> [Exercise instructions]: Locate the lines where "home" occurs and copy them as they stand.

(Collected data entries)
***

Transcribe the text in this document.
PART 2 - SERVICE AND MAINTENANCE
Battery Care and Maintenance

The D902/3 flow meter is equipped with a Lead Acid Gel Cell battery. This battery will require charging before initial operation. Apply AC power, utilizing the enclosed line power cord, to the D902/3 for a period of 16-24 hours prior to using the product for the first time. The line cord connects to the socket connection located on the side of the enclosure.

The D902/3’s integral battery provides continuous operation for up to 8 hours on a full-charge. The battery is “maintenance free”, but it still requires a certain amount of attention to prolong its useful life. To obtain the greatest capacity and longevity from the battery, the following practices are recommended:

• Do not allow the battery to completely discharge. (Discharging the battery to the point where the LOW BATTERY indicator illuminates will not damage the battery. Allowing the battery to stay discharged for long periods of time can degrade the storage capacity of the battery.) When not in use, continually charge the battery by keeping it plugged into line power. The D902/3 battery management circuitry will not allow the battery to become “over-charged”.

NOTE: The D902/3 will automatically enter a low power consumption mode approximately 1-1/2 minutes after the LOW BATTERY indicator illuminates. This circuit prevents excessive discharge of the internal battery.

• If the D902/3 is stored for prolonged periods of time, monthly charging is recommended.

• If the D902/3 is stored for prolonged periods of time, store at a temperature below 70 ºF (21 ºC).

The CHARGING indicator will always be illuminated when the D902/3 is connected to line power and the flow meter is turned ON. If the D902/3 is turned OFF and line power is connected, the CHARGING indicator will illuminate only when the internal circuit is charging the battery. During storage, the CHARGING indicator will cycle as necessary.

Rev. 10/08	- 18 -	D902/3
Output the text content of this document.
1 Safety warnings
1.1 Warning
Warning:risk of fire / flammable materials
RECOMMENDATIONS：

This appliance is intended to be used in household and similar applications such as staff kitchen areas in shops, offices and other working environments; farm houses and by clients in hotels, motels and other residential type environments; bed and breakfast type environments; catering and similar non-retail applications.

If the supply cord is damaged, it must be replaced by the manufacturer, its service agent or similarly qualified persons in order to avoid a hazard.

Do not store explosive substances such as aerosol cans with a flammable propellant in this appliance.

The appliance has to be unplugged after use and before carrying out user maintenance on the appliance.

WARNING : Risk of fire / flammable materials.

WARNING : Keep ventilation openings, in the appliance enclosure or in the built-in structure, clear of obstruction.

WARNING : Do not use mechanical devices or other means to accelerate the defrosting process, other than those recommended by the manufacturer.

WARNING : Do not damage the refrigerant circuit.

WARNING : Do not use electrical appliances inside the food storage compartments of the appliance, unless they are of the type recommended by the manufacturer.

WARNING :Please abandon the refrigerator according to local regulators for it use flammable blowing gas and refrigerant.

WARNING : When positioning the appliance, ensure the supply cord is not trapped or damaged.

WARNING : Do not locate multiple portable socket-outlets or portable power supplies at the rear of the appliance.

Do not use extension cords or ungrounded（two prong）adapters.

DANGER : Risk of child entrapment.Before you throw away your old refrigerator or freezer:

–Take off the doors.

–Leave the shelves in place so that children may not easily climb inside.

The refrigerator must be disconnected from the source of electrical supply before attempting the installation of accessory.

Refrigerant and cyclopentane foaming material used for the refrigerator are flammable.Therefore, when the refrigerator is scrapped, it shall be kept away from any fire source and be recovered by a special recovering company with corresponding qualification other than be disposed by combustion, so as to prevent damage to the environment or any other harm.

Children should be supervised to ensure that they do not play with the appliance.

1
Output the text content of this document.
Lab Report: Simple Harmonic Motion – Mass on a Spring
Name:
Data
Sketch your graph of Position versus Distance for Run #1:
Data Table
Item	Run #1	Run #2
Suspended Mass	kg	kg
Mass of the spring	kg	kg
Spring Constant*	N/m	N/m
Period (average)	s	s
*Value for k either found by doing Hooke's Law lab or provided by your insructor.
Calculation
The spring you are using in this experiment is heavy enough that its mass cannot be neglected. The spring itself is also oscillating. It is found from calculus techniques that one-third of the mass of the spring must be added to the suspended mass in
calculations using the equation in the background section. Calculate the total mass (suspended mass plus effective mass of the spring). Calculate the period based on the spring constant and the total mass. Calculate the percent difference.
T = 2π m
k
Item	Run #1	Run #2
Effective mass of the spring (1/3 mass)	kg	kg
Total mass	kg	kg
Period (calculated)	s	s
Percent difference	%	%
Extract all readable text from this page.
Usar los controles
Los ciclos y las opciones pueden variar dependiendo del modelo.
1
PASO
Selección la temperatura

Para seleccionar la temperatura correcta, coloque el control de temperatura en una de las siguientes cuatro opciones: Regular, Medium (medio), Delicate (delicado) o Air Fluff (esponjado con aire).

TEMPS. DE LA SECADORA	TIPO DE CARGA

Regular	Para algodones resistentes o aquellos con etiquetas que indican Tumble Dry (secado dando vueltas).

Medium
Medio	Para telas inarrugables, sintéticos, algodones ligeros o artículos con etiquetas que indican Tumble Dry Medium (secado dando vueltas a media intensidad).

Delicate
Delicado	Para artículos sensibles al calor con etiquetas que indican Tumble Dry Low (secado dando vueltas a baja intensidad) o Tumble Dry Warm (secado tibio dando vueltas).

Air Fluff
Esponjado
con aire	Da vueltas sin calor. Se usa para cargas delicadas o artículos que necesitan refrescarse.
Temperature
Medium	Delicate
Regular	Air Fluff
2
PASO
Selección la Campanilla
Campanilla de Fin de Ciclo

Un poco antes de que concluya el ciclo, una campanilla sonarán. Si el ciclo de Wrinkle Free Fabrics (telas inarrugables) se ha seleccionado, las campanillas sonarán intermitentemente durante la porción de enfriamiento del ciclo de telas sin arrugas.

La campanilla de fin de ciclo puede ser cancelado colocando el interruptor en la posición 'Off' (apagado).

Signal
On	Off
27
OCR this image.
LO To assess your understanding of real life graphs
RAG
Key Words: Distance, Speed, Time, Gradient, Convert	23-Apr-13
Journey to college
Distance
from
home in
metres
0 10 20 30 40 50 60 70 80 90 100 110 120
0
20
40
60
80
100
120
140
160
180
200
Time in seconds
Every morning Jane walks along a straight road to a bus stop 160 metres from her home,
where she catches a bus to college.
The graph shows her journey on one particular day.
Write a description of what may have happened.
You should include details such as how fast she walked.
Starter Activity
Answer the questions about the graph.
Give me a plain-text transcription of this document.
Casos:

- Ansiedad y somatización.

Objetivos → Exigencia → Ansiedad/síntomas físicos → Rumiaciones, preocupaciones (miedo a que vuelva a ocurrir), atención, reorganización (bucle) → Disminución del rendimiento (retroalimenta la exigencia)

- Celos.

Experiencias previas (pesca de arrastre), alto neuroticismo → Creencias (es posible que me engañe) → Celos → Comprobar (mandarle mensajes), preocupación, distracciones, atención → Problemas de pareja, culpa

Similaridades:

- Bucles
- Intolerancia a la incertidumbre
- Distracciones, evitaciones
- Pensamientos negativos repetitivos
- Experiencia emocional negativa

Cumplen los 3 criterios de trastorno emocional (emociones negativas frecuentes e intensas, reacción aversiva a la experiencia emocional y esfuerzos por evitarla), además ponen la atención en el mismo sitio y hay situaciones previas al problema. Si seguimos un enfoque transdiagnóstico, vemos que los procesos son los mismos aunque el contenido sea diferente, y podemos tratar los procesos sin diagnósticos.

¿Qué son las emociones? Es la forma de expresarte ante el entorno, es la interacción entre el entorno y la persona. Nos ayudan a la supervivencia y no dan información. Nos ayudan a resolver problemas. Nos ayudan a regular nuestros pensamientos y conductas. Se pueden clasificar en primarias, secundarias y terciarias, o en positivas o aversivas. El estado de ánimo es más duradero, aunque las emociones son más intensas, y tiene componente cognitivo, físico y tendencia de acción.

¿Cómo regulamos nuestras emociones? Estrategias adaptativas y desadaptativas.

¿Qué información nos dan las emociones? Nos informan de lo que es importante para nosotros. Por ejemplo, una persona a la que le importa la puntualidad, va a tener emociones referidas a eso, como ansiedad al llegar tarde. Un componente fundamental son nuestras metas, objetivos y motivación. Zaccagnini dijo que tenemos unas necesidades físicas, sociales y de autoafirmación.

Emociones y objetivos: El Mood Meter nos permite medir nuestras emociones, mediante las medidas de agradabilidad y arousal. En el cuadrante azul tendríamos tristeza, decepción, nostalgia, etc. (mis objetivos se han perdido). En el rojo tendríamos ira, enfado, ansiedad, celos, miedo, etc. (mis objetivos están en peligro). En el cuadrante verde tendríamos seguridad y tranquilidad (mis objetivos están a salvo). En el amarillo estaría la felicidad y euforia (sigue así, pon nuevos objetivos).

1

***

> [Final answer]:
home in
Every morning Jane walks along a straight road to a bus stop 160 metres from her home,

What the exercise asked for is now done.